──────── Data to process ────────

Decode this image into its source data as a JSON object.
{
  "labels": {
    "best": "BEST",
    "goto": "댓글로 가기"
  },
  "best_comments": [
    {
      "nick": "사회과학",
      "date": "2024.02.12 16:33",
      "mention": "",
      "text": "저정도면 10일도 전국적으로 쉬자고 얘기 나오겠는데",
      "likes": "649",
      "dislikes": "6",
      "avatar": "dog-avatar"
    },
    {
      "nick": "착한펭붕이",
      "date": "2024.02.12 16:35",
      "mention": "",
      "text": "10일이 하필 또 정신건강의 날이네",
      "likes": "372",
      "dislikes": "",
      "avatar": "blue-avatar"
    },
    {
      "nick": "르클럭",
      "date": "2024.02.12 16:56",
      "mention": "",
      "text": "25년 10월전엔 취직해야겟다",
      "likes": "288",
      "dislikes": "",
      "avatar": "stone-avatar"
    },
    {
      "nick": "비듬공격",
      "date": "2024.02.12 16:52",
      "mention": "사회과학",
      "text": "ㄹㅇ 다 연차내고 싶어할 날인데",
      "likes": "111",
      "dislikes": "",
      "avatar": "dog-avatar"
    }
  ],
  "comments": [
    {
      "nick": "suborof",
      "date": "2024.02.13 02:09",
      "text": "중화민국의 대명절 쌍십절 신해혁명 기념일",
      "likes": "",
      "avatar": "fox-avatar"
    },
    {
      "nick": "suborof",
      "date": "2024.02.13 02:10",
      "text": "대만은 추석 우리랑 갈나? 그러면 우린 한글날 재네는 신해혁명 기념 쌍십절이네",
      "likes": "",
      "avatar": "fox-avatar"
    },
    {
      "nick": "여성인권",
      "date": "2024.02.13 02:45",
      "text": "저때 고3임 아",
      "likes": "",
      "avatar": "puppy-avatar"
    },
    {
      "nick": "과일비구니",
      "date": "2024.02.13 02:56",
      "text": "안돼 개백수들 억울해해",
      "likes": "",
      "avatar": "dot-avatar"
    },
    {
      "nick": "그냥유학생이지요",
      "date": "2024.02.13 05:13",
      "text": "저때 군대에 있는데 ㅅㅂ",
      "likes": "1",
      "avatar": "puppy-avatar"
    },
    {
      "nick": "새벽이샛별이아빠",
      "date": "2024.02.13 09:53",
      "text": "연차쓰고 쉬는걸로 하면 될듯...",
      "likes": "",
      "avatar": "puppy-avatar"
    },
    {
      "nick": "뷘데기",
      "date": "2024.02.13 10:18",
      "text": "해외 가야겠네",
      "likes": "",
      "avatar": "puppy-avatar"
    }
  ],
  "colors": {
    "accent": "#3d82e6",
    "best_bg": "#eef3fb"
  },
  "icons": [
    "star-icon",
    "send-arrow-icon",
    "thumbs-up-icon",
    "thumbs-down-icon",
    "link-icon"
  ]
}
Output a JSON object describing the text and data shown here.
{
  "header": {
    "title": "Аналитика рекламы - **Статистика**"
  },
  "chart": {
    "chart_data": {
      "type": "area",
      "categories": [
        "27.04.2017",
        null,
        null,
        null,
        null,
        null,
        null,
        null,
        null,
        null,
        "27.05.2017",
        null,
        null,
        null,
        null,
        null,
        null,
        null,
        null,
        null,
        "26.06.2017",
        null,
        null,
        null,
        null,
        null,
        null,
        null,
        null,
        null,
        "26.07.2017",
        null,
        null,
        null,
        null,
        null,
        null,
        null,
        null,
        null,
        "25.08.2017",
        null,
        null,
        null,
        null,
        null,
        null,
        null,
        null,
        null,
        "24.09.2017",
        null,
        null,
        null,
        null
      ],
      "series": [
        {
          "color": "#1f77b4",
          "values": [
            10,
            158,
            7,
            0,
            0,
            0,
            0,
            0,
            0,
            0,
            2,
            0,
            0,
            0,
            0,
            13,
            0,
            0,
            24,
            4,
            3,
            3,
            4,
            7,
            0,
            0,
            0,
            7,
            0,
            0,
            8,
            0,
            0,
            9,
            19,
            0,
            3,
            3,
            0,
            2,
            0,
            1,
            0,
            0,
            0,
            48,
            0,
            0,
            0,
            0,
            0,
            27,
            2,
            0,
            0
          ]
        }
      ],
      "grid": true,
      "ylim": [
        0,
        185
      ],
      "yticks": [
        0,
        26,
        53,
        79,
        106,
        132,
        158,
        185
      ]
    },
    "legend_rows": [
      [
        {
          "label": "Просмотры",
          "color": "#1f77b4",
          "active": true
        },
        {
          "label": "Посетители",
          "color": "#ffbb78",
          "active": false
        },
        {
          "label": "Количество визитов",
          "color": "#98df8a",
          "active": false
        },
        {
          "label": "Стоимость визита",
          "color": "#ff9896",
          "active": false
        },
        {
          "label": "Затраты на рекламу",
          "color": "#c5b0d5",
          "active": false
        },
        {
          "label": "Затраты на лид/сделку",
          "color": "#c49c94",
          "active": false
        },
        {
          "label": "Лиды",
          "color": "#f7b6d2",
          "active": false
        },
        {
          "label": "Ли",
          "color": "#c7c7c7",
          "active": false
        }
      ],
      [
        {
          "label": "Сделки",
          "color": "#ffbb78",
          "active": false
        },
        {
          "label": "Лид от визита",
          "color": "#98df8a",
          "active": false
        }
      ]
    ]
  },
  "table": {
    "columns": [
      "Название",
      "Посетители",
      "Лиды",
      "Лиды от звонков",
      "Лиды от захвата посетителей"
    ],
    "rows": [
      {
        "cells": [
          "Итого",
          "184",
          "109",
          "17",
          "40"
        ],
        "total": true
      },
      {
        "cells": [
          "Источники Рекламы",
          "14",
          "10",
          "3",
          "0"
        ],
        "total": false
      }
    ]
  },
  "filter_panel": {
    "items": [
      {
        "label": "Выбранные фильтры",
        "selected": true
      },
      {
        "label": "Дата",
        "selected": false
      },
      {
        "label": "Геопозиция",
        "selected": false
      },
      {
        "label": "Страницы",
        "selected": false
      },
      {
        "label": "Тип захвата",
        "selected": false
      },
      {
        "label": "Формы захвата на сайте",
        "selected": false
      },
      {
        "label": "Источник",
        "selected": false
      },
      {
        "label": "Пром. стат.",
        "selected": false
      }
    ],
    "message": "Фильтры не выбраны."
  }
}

────────

## To do
Write out the material from the first line to the last, exactly.

## Result of this task
Decode this image into its source data as a JSON object.
{
  "labels": {
    "best": "BEST",
    "goto": "댓글로 가기"
  },
  "best_comments": [
    {
      "nick": "사회과학",
      "date": "2024.02.12 16:33",
      "mention": "",
      "text": "저정도면 10일도 전국적으로 쉬자고 얘기 나오겠는데",
      "likes": "649",
      "dislikes": "6",
      "avatar": "dog-avatar"
    },
    {
      "nick": "착한펭붕이",
      "date": "2024.02.12 16:35",
      "mention": "",
      "text": "10일이 하필 또 정신건강의 날이네",
      "likes": "372",
      "dislikes": "",
      "avatar": "blue-avatar"
    },
    {
      "nick": "르클럭",
      "date": "2024.02.12 16:56",
      "mention": "",
      "text": "25년 10월전엔 취직해야겟다",
      "likes": "288",
      "dislikes": "",
      "avatar": "stone-avatar"
    },
    {
      "nick": "비듬공격",
      "date": "2024.02.12 16:52",
      "mention": "사회과학",
      "text": "ㄹㅇ 다 연차내고 싶어할 날인데",
      "likes": "111",
      "dislikes": "",
      "avatar": "dog-avatar"
    }
  ],
  "comments": [
    {
      "nick": "suborof",
      "date": "2024.02.13 02:09",
      "text": "중화민국의 대명절 쌍십절 신해혁명 기념일",
      "likes": "",
      "avatar": "fox-avatar"
    },
    {
      "nick": "suborof",
      "date": "2024.02.13 02:10",
      "text": "대만은 추석 우리랑 갈나? 그러면 우린 한글날 재네는 신해혁명 기념 쌍십절이네",
      "likes": "",
      "avatar": "fox-avatar"
    },
    {
      "nick": "여성인권",
      "date": "2024.02.13 02:45",
      "text": "저때 고3임 아",
      "likes": "",
      "avatar": "puppy-avatar"
    },
    {
      "nick": "과일비구니",
      "date": "2024.02.13 02:56",
      "text": "안돼 개백수들 억울해해",
      "likes": "",
      "avatar": "dot-avatar"
    },
    {
      "nick": "그냥유학생이지요",
      "date": "2024.02.13 05:13",
      "text": "저때 군대에 있는데 ㅅㅂ",
      "likes": "1",
      "avatar": "puppy-avatar"
    },
    {
      "nick": "새벽이샛별이아빠",
      "date": "2024.02.13 09:53",
      "text": "연차쓰고 쉬는걸로 하면 될듯...",
      "likes": "",
      "avatar": "puppy-avatar"
    },
    {
      "nick": "뷘데기",
      "date": "2024.02.13 10:18",
      "text": "해외 가야겠네",
      "likes": "",
      "avatar": "puppy-avatar"
    }
  ],
  "colors": {
    "accent": "#3d82e6",
    "best_bg": "#eef3fb"
  },
  "icons": [
    "star-icon",
    "send-arrow-icon",
    "thumbs-up-icon",
    "thumbs-down-icon",
    "link-icon"
  ]
}
Output a JSON object describing the text and data shown here.
{
  "header": {
    "title": "Аналитика рекламы - **Статистика**"
  },
  "chart": {
    "chart_data": {
      "type": "area",
      "categories": [
        "27.04.2017",
        null,
        null,
        null,
        null,
        null,
        null,
        null,
        null,
        null,
        "27.05.2017",
        null,
        null,
        null,
        null,
        null,
        null,
        null,
        null,
        null,
        "26.06.2017",
        null,
        null,
        null,
        null,
        null,
        null,
        null,
        null,
        null,
        "26.07.2017",
        null,
        null,
        null,
        null,
        null,
        null,
        null,
        null,
        null,
        "25.08.2017",
        null,
        null,
        null,
        null,
        null,
        null,
        null,
        null,
        null,
        "24.09.2017",
        null,
        null,
        null,
        null
      ],
      "series": [
        {
          "color": "#1f77b4",
          "values": [
            10,
            158,
            7,
            0,
            0,
            0,
            0,
            0,
            0,
            0,
            2,
            0,
            0,
            0,
            0,
            13,
            0,
            0,
            24,
            4,
            3,
            3,
            4,
            7,
            0,
            0,
            0,
            7,
            0,
            0,
            8,
            0,
            0,
            9,
            19,
            0,
            3,
            3,
            0,
            2,
            0,
            1,
            0,
            0,
            0,
            48,
            0,
            0,
            0,
            0,
            0,
            27,
            2,
            0,
            0
          ]
        }
      ],
      "grid": true,
      "ylim": [
        0,
        185
      ],
      "yticks": [
        0,
        26,
        53,
        79,
        106,
        132,
        158,
        185
      ]
    },
    "legend_rows": [
      [
        {
          "label": "Просмотры",
          "color": "#1f77b4",
          "active": true
        },
        {
          "label": "Посетители",
          "color": "#ffbb78",
          "active": false
        },
        {
          "label": "Количество визитов",
          "color": "#98df8a",
          "active": false
        },
        {
          "label": "Стоимость визита",
          "color": "#ff9896",
          "active": false
        },
        {
          "label": "Затраты на рекламу",
          "color": "#c5b0d5",
          "active": false
        },
        {
          "label": "Затраты на лид/сделку",
          "color": "#c49c94",
          "active": false
        },
        {
          "label": "Лиды",
          "color": "#f7b6d2",
          "active": false
        },
        {
          "label": "Ли",
          "color": "#c7c7c7",
          "active": false
        }
      ],
      [
        {
          "label": "Сделки",
          "color": "#ffbb78",
          "active": false
        },
        {
          "label": "Лид от визита",
          "color": "#98df8a",
          "active": false
        }
      ]
    ]
  },
  "table": {
    "columns": [
      "Название",
      "Посетители",
      "Лиды",
      "Лиды от звонков",
      "Лиды от захвата посетителей"
    ],
    "rows": [
      {
        "cells": [
          "Итого",
          "184",
          "109",
          "17",
          "40"
        ],
        "total": true
      },
      {
        "cells": [
          "Источники Рекламы",
          "14",
          "10",
          "3",
          "0"
        ],
        "total": false
      }
    ]
  },
  "filter_panel": {
    "items": [
      {
        "label": "Выбранные фильтры",
        "selected": true
      },
      {
        "label": "Дата",
        "selected": false
      },
      {
        "label": "Геопозиция",
        "selected": false
      },
      {
        "label": "Страницы",
        "selected": false
      },
      {
        "label": "Тип захвата",
        "selected": false
      },
      {
        "label": "Формы захвата на сайте",
        "selected": false
      },
      {
        "label": "Источник",
        "selected": false
      },
      {
        "label": "Пром. стат.",
        "selected": false
      }
    ],
    "message": "Фильтры не выбраны."
  }
}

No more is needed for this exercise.